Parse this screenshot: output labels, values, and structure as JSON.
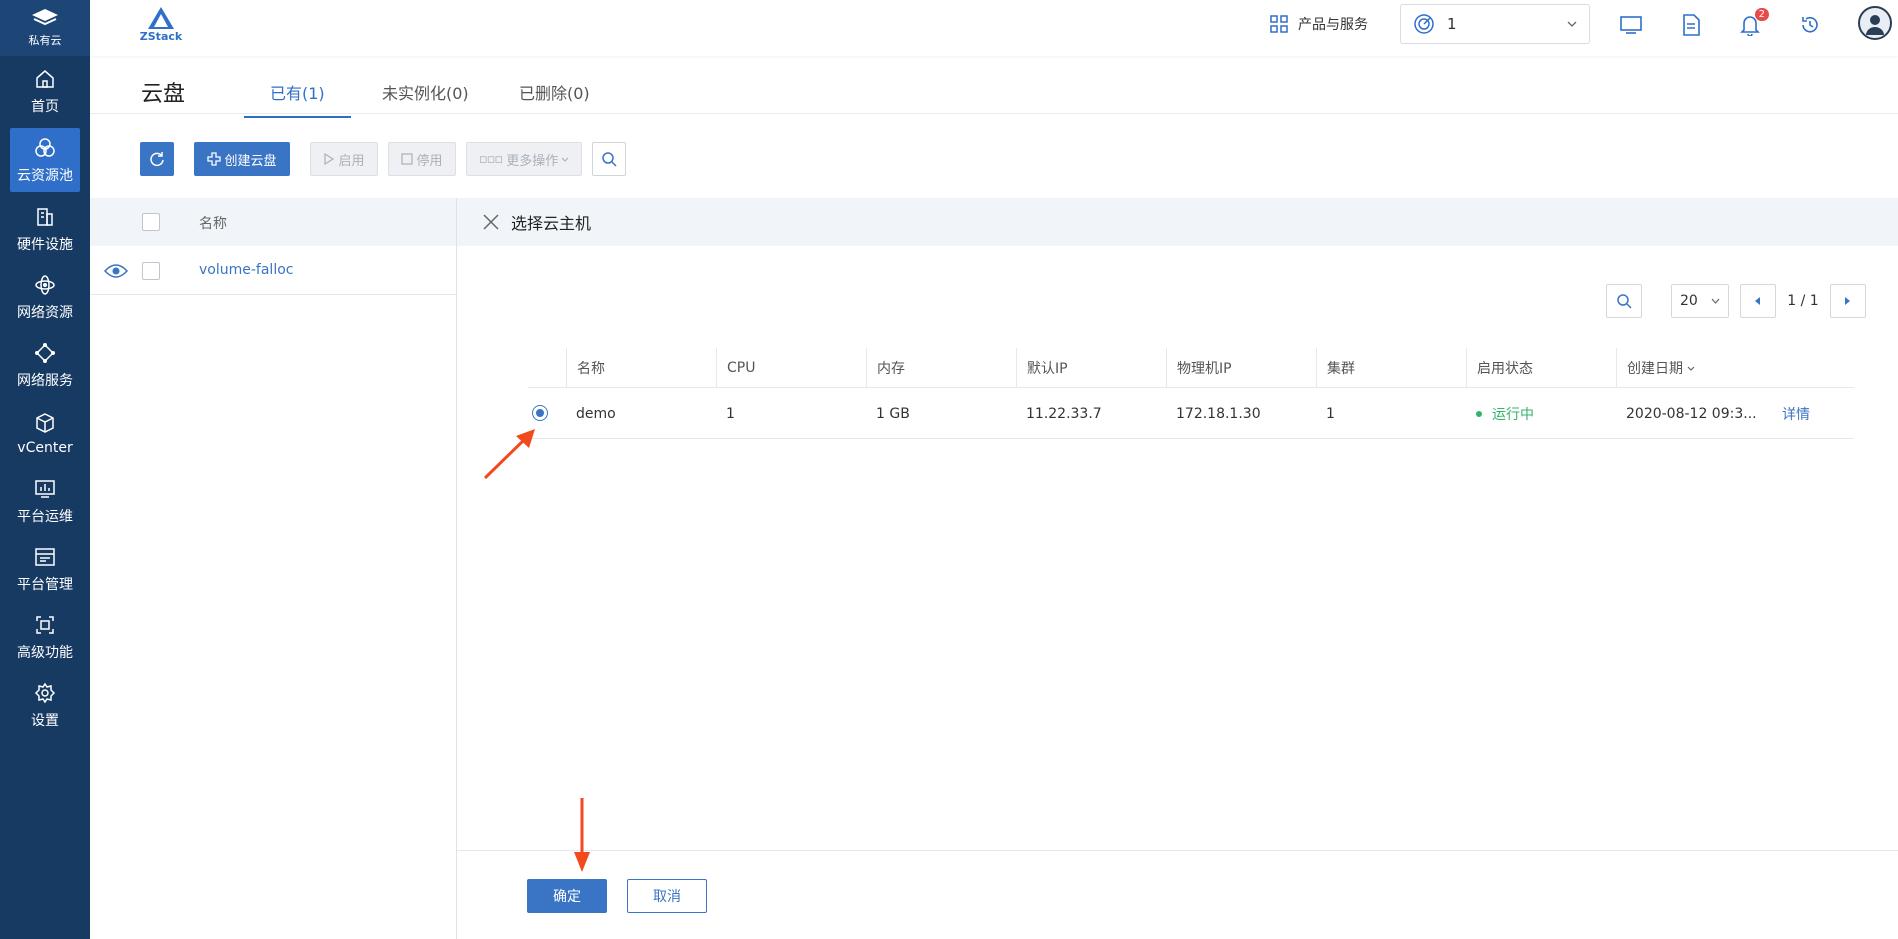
{
  "sidebar": {
    "brand": "私有云",
    "items": [
      {
        "label": "首页",
        "icon": "home-icon"
      },
      {
        "label": "云资源池",
        "icon": "cloud-pool-icon",
        "active": true
      },
      {
        "label": "硬件设施",
        "icon": "hardware-icon"
      },
      {
        "label": "网络资源",
        "icon": "network-resource-icon"
      },
      {
        "label": "网络服务",
        "icon": "network-service-icon"
      },
      {
        "label": "vCenter",
        "icon": "vcenter-cube-icon"
      },
      {
        "label": "平台运维",
        "icon": "monitor-chart-icon"
      },
      {
        "label": "平台管理",
        "icon": "platform-manage-icon"
      },
      {
        "label": "高级功能",
        "icon": "advanced-icon"
      },
      {
        "label": "设置",
        "icon": "gear-icon"
      }
    ]
  },
  "topbar": {
    "logo_text": "ZStack",
    "products_label": "产品与服务",
    "zone_value": "1",
    "notification_count": "2"
  },
  "page": {
    "title": "云盘",
    "tabs": [
      {
        "label": "已有(1)",
        "active": true
      },
      {
        "label": "未实例化(0)"
      },
      {
        "label": "已删除(0)"
      }
    ]
  },
  "toolbar": {
    "create_label": "创建云盘",
    "enable_label": "启用",
    "disable_label": "停用",
    "more_label": "更多操作"
  },
  "volume_list": {
    "header_name": "名称",
    "rows": [
      {
        "name": "volume-falloc"
      }
    ]
  },
  "panel": {
    "title": "选择云主机",
    "page_size": "20",
    "page_info": "1 / 1",
    "columns": [
      "名称",
      "CPU",
      "内存",
      "默认IP",
      "物理机IP",
      "集群",
      "启用状态",
      "创建日期"
    ],
    "rows": [
      {
        "name": "demo",
        "cpu": "1",
        "memory": "1 GB",
        "default_ip": "11.22.33.7",
        "host_ip": "172.18.1.30",
        "cluster": "1",
        "status": "运行中",
        "created": "2020-08-12 09:3...",
        "detail": "详情"
      }
    ],
    "ok_label": "确定",
    "cancel_label": "取消"
  },
  "colors": {
    "sidebar_bg": "#173a63",
    "accent": "#3a74c4",
    "running_green": "#34b36a",
    "annotation_arrow": "#f04a1d"
  }
}
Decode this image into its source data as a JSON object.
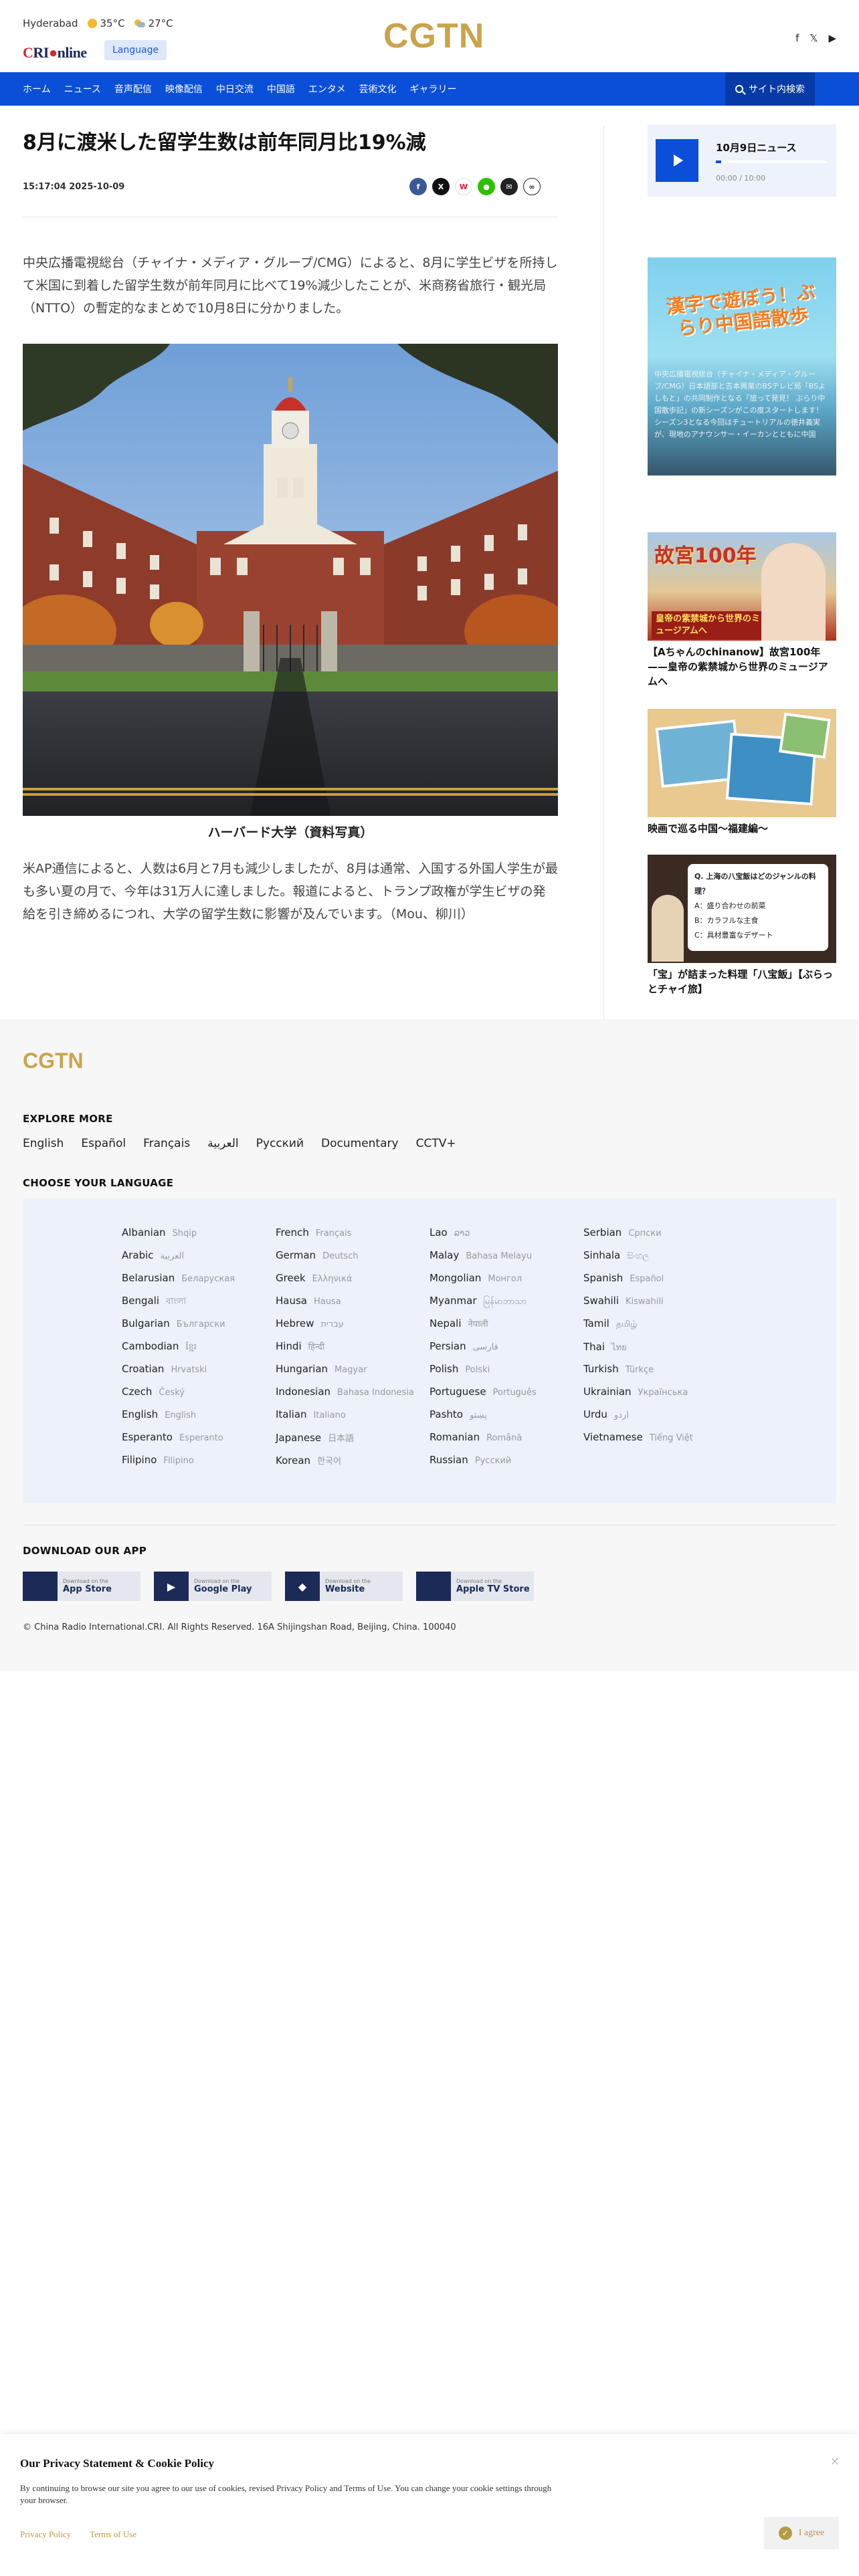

→ Problem requirements:
Print the whole listing above once more, word for word, without its pictures.

→ Written reply:
Parse this screenshot: output labels, values, and structure as JSON.
{
  "sidebar": {
    "brand": "私有云",
    "items": [
      {
        "label": "首页",
        "icon": "home-icon"
      },
      {
        "label": "云资源池",
        "icon": "cloud-pool-icon",
        "active": true
      },
      {
        "label": "硬件设施",
        "icon": "hardware-icon"
      },
      {
        "label": "网络资源",
        "icon": "network-resource-icon"
      },
      {
        "label": "网络服务",
        "icon": "network-service-icon"
      },
      {
        "label": "vCenter",
        "icon": "vcenter-cube-icon"
      },
      {
        "label": "平台运维",
        "icon": "monitor-chart-icon"
      },
      {
        "label": "平台管理",
        "icon": "platform-manage-icon"
      },
      {
        "label": "高级功能",
        "icon": "advanced-icon"
      },
      {
        "label": "设置",
        "icon": "gear-icon"
      }
    ]
  },
  "topbar": {
    "logo_text": "ZStack",
    "products_label": "产品与服务",
    "zone_value": "1",
    "notification_count": "2"
  },
  "page": {
    "title": "云盘",
    "tabs": [
      {
        "label": "已有(1)",
        "active": true
      },
      {
        "label": "未实例化(0)"
      },
      {
        "label": "已删除(0)"
      }
    ]
  },
  "toolbar": {
    "create_label": "创建云盘",
    "enable_label": "启用",
    "disable_label": "停用",
    "more_label": "更多操作"
  },
  "volume_list": {
    "header_name": "名称",
    "rows": [
      {
        "name": "volume-falloc"
      }
    ]
  },
  "panel": {
    "title": "选择云主机",
    "page_size": "20",
    "page_info": "1 / 1",
    "columns": [
      "名称",
      "CPU",
      "内存",
      "默认IP",
      "物理机IP",
      "集群",
      "启用状态",
      "创建日期"
    ],
    "rows": [
      {
        "name": "demo",
        "cpu": "1",
        "memory": "1 GB",
        "default_ip": "11.22.33.7",
        "host_ip": "172.18.1.30",
        "cluster": "1",
        "status": "运行中",
        "created": "2020-08-12 09:3...",
        "detail": "详情"
      }
    ],
    "ok_label": "确定",
    "cancel_label": "取消"
  },
  "colors": {
    "sidebar_bg": "#173a63",
    "accent": "#3a74c4",
    "running_green": "#34b36a",
    "annotation_arrow": "#f04a1d"
  }
}
Decode this image into its source data as a JSON object.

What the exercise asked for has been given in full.